* _What you will do_: Copy all of the records below verbatim.

___ Recorded information ___

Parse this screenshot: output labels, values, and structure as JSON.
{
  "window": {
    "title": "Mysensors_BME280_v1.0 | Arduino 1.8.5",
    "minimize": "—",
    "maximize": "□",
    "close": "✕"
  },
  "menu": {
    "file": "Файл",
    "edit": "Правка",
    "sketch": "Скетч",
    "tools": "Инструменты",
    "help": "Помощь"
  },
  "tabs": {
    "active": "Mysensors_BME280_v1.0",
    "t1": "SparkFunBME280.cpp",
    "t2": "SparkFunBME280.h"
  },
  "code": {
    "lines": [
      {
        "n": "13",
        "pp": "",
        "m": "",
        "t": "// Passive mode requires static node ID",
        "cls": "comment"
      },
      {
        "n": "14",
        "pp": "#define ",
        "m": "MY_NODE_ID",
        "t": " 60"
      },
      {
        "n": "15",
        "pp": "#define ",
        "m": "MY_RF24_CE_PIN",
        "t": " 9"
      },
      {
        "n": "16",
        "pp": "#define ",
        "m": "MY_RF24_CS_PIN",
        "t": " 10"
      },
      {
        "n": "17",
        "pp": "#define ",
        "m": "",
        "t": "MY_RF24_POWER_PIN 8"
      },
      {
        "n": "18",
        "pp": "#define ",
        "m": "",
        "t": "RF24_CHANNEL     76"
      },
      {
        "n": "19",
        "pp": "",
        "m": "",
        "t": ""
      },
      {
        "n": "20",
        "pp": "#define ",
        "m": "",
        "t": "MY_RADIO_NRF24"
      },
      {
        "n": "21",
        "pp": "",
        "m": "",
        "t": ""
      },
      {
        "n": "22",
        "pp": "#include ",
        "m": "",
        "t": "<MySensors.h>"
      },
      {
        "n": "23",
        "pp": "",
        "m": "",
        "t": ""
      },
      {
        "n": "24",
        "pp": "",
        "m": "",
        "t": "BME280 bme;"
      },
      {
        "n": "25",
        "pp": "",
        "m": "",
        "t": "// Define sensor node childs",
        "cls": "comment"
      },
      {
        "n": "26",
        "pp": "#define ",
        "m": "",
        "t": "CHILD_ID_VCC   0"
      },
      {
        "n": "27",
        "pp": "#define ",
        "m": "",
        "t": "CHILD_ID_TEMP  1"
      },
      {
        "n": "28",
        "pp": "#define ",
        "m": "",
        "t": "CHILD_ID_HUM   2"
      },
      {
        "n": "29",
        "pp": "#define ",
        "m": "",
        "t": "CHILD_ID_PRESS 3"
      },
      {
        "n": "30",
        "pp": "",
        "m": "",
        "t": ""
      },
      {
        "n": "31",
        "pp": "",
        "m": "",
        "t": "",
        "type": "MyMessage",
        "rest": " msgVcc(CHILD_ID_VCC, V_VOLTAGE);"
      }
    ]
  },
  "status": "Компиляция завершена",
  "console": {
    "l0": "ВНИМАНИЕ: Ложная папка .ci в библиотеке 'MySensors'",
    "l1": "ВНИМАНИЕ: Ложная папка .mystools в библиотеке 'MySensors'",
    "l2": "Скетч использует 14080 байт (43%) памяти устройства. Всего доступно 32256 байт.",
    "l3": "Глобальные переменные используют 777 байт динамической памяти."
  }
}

___

* _Answer to this exercise_:
Parse this screenshot: output labels, values, and structure as JSON.
{
  "window": {
    "title": "Mysensors_BME280_v1.0 | Arduino 1.8.5",
    "minimize": "—",
    "maximize": "□",
    "close": "✕"
  },
  "menu": {
    "file": "Файл",
    "edit": "Правка",
    "sketch": "Скетч",
    "tools": "Инструменты",
    "help": "Помощь"
  },
  "tabs": {
    "active": "Mysensors_BME280_v1.0",
    "t1": "SparkFunBME280.cpp",
    "t2": "SparkFunBME280.h"
  },
  "code": {
    "lines": [
      {
        "n": "13",
        "pp": "",
        "m": "",
        "t": "// Passive mode requires static node ID",
        "cls": "comment"
      },
      {
        "n": "14",
        "pp": "#define ",
        "m": "MY_NODE_ID",
        "t": " 60"
      },
      {
        "n": "15",
        "pp": "#define ",
        "m": "MY_RF24_CE_PIN",
        "t": " 9"
      },
      {
        "n": "16",
        "pp": "#define ",
        "m": "MY_RF24_CS_PIN",
        "t": " 10"
      },
      {
        "n": "17",
        "pp": "#define ",
        "m": "",
        "t": "MY_RF24_POWER_PIN 8"
      },
      {
        "n": "18",
        "pp": "#define ",
        "m": "",
        "t": "RF24_CHANNEL     76"
      },
      {
        "n": "19",
        "pp": "",
        "m": "",
        "t": ""
      },
      {
        "n": "20",
        "pp": "#define ",
        "m": "",
        "t": "MY_RADIO_NRF24"
      },
      {
        "n": "21",
        "pp": "",
        "m": "",
        "t": ""
      },
      {
        "n": "22",
        "pp": "#include ",
        "m": "",
        "t": "<MySensors.h>"
      },
      {
        "n": "23",
        "pp": "",
        "m": "",
        "t": ""
      },
      {
        "n": "24",
        "pp": "",
        "m": "",
        "t": "BME280 bme;"
      },
      {
        "n": "25",
        "pp": "",
        "m": "",
        "t": "// Define sensor node childs",
        "cls": "comment"
      },
      {
        "n": "26",
        "pp": "#define ",
        "m": "",
        "t": "CHILD_ID_VCC   0"
      },
      {
        "n": "27",
        "pp": "#define ",
        "m": "",
        "t": "CHILD_ID_TEMP  1"
      },
      {
        "n": "28",
        "pp": "#define ",
        "m": "",
        "t": "CHILD_ID_HUM   2"
      },
      {
        "n": "29",
        "pp": "#define ",
        "m": "",
        "t": "CHILD_ID_PRESS 3"
      },
      {
        "n": "30",
        "pp": "",
        "m": "",
        "t": ""
      },
      {
        "n": "31",
        "pp": "",
        "m": "",
        "t": "",
        "type": "MyMessage",
        "rest": " msgVcc(CHILD_ID_VCC, V_VOLTAGE);"
      }
    ]
  },
  "status": "Компиляция завершена",
  "console": {
    "l0": "ВНИМАНИЕ: Ложная папка .ci в библиотеке 'MySensors'",
    "l1": "ВНИМАНИЕ: Ложная папка .mystools в библиотеке 'MySensors'",
    "l2": "Скетч использует 14080 байт (43%) памяти устройства. Всего доступно 32256 байт.",
    "l3": "Глобальные переменные используют 777 байт динамической памяти."
  }
}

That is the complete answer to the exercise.